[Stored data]
begin

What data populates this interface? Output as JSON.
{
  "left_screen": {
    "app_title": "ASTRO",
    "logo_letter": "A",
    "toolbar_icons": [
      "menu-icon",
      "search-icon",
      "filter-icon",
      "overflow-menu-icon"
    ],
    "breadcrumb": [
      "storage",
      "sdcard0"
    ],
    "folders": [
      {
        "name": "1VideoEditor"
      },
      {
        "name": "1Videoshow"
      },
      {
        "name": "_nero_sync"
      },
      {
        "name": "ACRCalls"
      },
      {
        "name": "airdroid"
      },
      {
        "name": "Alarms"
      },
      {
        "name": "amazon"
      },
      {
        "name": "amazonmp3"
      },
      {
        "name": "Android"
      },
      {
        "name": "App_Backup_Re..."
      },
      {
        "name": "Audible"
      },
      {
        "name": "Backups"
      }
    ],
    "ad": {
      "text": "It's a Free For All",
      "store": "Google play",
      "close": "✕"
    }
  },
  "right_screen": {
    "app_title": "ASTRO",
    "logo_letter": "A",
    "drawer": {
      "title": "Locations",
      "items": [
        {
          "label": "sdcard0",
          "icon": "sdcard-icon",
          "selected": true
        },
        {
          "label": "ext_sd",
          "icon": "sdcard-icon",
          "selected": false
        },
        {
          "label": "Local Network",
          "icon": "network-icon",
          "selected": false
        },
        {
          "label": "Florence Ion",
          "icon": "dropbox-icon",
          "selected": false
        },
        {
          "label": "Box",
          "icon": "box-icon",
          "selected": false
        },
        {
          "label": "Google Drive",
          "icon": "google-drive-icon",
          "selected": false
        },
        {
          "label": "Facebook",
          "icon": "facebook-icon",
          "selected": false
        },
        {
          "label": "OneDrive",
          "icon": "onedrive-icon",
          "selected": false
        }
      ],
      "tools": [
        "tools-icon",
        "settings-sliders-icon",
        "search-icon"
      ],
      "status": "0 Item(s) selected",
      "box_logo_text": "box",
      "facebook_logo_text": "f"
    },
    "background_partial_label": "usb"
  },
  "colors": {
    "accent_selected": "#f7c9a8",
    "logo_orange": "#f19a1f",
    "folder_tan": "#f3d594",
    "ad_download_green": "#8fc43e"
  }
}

end

Description of the task:
Using the data above, output each line exactly.

Written response:
What data populates this interface? Output as JSON.
{
  "left_screen": {
    "app_title": "ASTRO",
    "logo_letter": "A",
    "toolbar_icons": [
      "menu-icon",
      "search-icon",
      "filter-icon",
      "overflow-menu-icon"
    ],
    "breadcrumb": [
      "storage",
      "sdcard0"
    ],
    "folders": [
      {
        "name": "1VideoEditor"
      },
      {
        "name": "1Videoshow"
      },
      {
        "name": "_nero_sync"
      },
      {
        "name": "ACRCalls"
      },
      {
        "name": "airdroid"
      },
      {
        "name": "Alarms"
      },
      {
        "name": "amazon"
      },
      {
        "name": "amazonmp3"
      },
      {
        "name": "Android"
      },
      {
        "name": "App_Backup_Re..."
      },
      {
        "name": "Audible"
      },
      {
        "name": "Backups"
      }
    ],
    "ad": {
      "text": "It's a Free For All",
      "store": "Google play",
      "close": "✕"
    }
  },
  "right_screen": {
    "app_title": "ASTRO",
    "logo_letter": "A",
    "drawer": {
      "title": "Locations",
      "items": [
        {
          "label": "sdcard0",
          "icon": "sdcard-icon",
          "selected": true
        },
        {
          "label": "ext_sd",
          "icon": "sdcard-icon",
          "selected": false
        },
        {
          "label": "Local Network",
          "icon": "network-icon",
          "selected": false
        },
        {
          "label": "Florence Ion",
          "icon": "dropbox-icon",
          "selected": false
        },
        {
          "label": "Box",
          "icon": "box-icon",
          "selected": false
        },
        {
          "label": "Google Drive",
          "icon": "google-drive-icon",
          "selected": false
        },
        {
          "label": "Facebook",
          "icon": "facebook-icon",
          "selected": false
        },
        {
          "label": "OneDrive",
          "icon": "onedrive-icon",
          "selected": false
        }
      ],
      "tools": [
        "tools-icon",
        "settings-sliders-icon",
        "search-icon"
      ],
      "status": "0 Item(s) selected",
      "box_logo_text": "box",
      "facebook_logo_text": "f"
    },
    "background_partial_label": "usb"
  },
  "colors": {
    "accent_selected": "#f7c9a8",
    "logo_orange": "#f19a1f",
    "folder_tan": "#f3d594",
    "ad_download_green": "#8fc43e"
  }
}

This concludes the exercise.